The polite, sophisticated, ambiguous, homogeneous Japanese apparently lived somewhere else, because my daily reality smacked up against people who were as rude, crude, obnoxious, funny, compassionate, hilarious, outrageous, subtle, overt, lying, thieving, honest, honorable, humble, prideful, and contradictory as people I’d seen in every other part of the earth I’d ever been.
For ten years I worked on the novel, then put it aside. A few years ago a good friend who had seen the very first draft asked me how it was going. “I don’t know,” I said. “I don’t have it anymore.”
“I think I have the copy you gave me,” she said, and a couple of weeks later she had scanned it and sent it over. I looked around on the Internet for a copy editor, but balked at the $2k price tag, so I began the laborious process of editing my own work, something akin to hearing your own voice on a recording for the first time, only much more repulsive. Each edit was slower than the one before, but after a dozen careful reads I was finished. The final proofing step on Amazon’s publishing platform picked up two more typos — not bad for 100,000 words — and I hit the “publish” button and was done.
The novel is called “Blossoms on the Family Tree,” and I hope you will buy a copy. My good friend Jack Daugherty has posted the kindest and most flattering review imaginable on Amazon, and if he’s even 1/1000 on the mark, then this is a book I can be proud of. And even if he’s not on the mark, I can say this: This is the best thing I’m capable of writing, and it’s got nothing to do with bikes!
•••
→ **AIM**: Rewrite the passage about publishing the novel from "For ten years" to "and was done.", changing "draft" to "version".

→ **DATA ENTRIES**:
•••
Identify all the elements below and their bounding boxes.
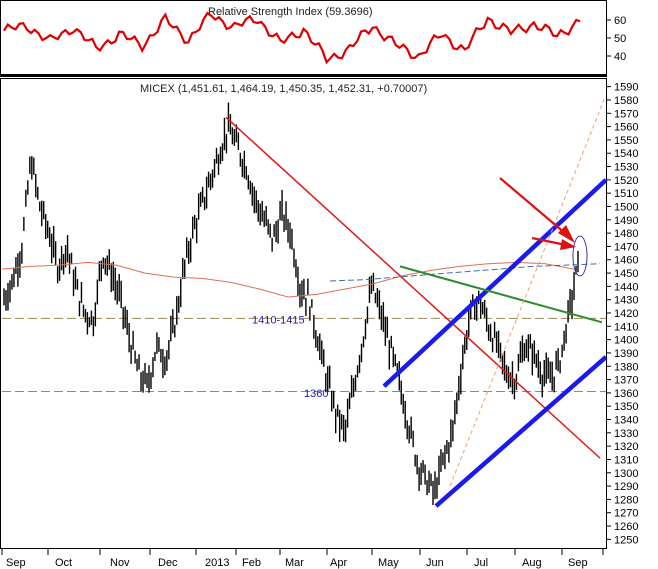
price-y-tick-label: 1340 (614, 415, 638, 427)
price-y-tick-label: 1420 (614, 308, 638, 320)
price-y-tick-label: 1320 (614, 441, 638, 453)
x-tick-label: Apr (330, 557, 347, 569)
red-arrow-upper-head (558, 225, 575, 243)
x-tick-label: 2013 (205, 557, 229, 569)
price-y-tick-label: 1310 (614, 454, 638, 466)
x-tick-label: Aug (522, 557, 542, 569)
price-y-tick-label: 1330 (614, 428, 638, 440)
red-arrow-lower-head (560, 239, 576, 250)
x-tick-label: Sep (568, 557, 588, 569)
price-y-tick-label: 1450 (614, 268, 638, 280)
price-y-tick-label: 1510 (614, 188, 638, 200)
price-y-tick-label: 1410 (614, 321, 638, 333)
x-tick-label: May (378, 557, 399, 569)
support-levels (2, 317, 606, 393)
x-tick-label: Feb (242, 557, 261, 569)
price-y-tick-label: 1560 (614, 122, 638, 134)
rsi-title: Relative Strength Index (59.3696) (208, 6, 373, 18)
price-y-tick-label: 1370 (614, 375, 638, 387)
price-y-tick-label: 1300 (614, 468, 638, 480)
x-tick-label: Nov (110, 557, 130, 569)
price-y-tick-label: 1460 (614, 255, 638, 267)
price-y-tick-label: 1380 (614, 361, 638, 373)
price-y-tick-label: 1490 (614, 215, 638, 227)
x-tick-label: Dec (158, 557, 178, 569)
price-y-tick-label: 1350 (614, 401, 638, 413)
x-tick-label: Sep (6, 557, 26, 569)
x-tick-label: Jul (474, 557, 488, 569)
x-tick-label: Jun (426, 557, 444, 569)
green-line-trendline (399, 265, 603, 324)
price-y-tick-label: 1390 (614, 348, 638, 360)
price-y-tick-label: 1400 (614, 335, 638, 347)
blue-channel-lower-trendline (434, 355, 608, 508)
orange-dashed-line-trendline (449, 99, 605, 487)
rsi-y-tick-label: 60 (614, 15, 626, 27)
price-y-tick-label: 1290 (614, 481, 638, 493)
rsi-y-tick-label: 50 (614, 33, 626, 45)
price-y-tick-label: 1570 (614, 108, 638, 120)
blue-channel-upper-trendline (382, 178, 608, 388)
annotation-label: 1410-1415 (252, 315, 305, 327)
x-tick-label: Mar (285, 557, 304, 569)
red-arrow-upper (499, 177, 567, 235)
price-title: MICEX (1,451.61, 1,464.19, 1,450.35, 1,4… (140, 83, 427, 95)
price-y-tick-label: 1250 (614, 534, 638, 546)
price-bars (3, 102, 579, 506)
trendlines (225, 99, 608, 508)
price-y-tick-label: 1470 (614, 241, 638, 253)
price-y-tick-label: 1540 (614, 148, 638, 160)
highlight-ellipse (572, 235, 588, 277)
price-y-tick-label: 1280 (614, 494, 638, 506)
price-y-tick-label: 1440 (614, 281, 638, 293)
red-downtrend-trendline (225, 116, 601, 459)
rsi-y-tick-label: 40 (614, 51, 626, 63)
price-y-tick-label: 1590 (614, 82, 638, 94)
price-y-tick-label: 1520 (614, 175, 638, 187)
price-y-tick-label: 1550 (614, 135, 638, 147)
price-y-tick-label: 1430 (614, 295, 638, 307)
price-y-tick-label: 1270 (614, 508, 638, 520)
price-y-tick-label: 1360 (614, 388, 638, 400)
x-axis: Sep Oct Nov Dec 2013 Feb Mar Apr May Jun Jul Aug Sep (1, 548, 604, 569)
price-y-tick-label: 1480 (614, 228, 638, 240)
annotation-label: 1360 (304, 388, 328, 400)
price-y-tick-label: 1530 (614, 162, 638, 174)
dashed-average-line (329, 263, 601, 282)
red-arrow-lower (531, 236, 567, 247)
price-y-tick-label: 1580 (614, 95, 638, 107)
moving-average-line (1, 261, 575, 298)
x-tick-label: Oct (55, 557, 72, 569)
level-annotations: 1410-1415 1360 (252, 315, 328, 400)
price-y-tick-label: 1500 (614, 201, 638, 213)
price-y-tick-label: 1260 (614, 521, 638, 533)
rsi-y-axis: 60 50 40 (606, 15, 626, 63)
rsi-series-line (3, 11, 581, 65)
•••
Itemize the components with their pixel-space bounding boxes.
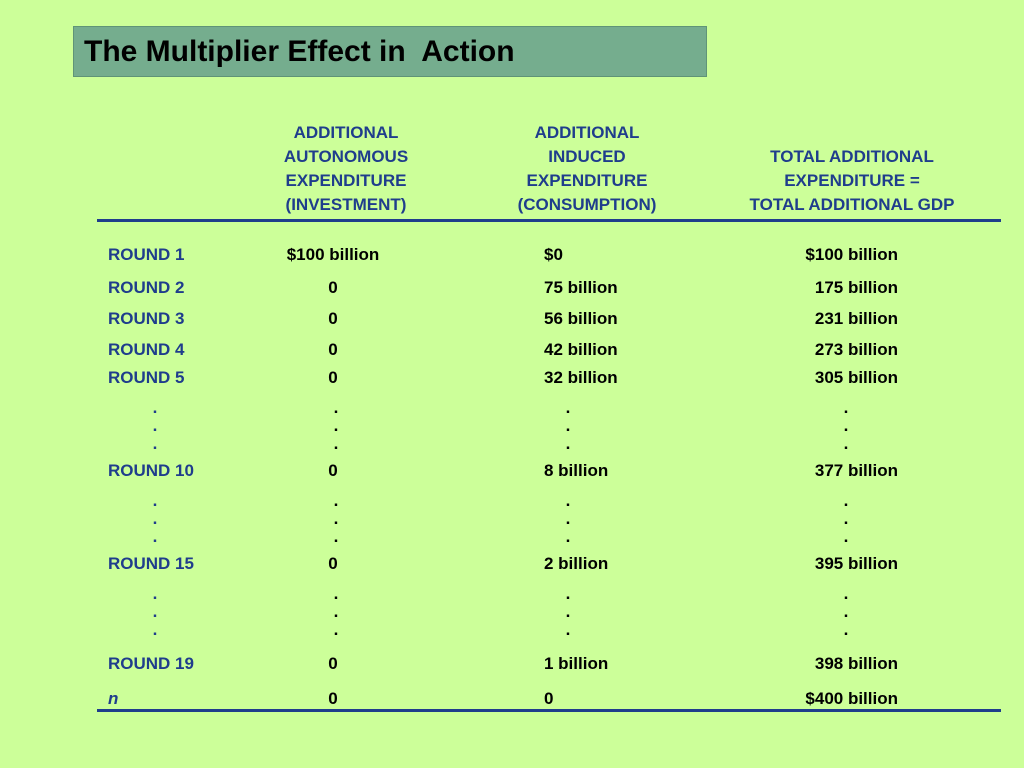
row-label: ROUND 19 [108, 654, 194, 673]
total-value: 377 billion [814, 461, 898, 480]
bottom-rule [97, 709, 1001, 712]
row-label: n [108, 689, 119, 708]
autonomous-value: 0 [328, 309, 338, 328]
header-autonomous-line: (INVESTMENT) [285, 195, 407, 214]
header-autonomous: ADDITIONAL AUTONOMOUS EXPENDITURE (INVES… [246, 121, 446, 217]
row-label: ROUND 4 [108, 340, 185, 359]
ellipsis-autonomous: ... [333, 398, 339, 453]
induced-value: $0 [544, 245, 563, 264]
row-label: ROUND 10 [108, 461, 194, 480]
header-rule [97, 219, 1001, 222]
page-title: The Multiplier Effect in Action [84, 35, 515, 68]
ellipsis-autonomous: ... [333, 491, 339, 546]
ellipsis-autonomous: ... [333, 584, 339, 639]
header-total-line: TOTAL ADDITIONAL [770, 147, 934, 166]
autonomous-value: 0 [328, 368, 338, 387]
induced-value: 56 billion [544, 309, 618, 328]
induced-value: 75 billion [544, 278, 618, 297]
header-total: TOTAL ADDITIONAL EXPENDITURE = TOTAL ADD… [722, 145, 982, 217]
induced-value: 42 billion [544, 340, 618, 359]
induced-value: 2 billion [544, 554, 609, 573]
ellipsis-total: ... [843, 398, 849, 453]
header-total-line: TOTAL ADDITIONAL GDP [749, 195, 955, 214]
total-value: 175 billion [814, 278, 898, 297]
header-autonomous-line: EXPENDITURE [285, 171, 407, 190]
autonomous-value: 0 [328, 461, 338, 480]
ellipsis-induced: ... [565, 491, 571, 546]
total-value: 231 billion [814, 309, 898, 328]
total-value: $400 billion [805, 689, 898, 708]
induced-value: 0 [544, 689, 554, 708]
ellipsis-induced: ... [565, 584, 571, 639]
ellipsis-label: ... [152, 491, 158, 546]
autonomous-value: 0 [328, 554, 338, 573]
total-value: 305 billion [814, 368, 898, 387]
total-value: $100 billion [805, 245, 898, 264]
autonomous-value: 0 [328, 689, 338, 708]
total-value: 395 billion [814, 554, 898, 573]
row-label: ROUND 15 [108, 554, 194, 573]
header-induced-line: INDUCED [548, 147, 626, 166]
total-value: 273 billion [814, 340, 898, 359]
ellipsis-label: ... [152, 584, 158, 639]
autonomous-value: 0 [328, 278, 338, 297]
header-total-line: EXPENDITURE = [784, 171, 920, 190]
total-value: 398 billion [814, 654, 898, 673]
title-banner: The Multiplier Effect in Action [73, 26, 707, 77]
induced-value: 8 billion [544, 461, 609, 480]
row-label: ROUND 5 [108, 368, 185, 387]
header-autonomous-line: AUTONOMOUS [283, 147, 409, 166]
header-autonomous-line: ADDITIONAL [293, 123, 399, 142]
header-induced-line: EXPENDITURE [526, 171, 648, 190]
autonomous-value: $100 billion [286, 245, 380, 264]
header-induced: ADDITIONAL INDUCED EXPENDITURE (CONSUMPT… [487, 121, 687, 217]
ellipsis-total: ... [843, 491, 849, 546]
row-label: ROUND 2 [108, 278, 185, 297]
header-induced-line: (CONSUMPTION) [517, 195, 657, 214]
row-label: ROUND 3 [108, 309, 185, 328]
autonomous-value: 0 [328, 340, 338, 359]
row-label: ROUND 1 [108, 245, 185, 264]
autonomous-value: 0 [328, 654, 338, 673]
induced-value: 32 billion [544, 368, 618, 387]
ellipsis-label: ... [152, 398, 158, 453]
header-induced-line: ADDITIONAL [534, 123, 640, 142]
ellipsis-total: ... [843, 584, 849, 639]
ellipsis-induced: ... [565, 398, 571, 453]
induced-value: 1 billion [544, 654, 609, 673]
•••
→ **EXPECTED ANSWER**:
For ten years I worked on the novel, then put it aside. A few years ago a good friend who had seen the very first version asked me how it was going. “I don’t know,” I said. “I don’t have it anymore.”
“I think I have the copy you gave me,” she said, and a couple of weeks later she had scanned it and sent it over. I looked around on the Internet for a copy editor, but balked at the $2k price tag, so I began the laborious process of editing my own work, something akin to hearing your own voice on a recording for the first time, only much more repulsive. Each edit was slower than the one before, but after a dozen careful reads I was finished. The final proofing step on Amazon’s publishing platform picked up two more typos — not bad for 100,000 words — and I hit the “publish” button and was done.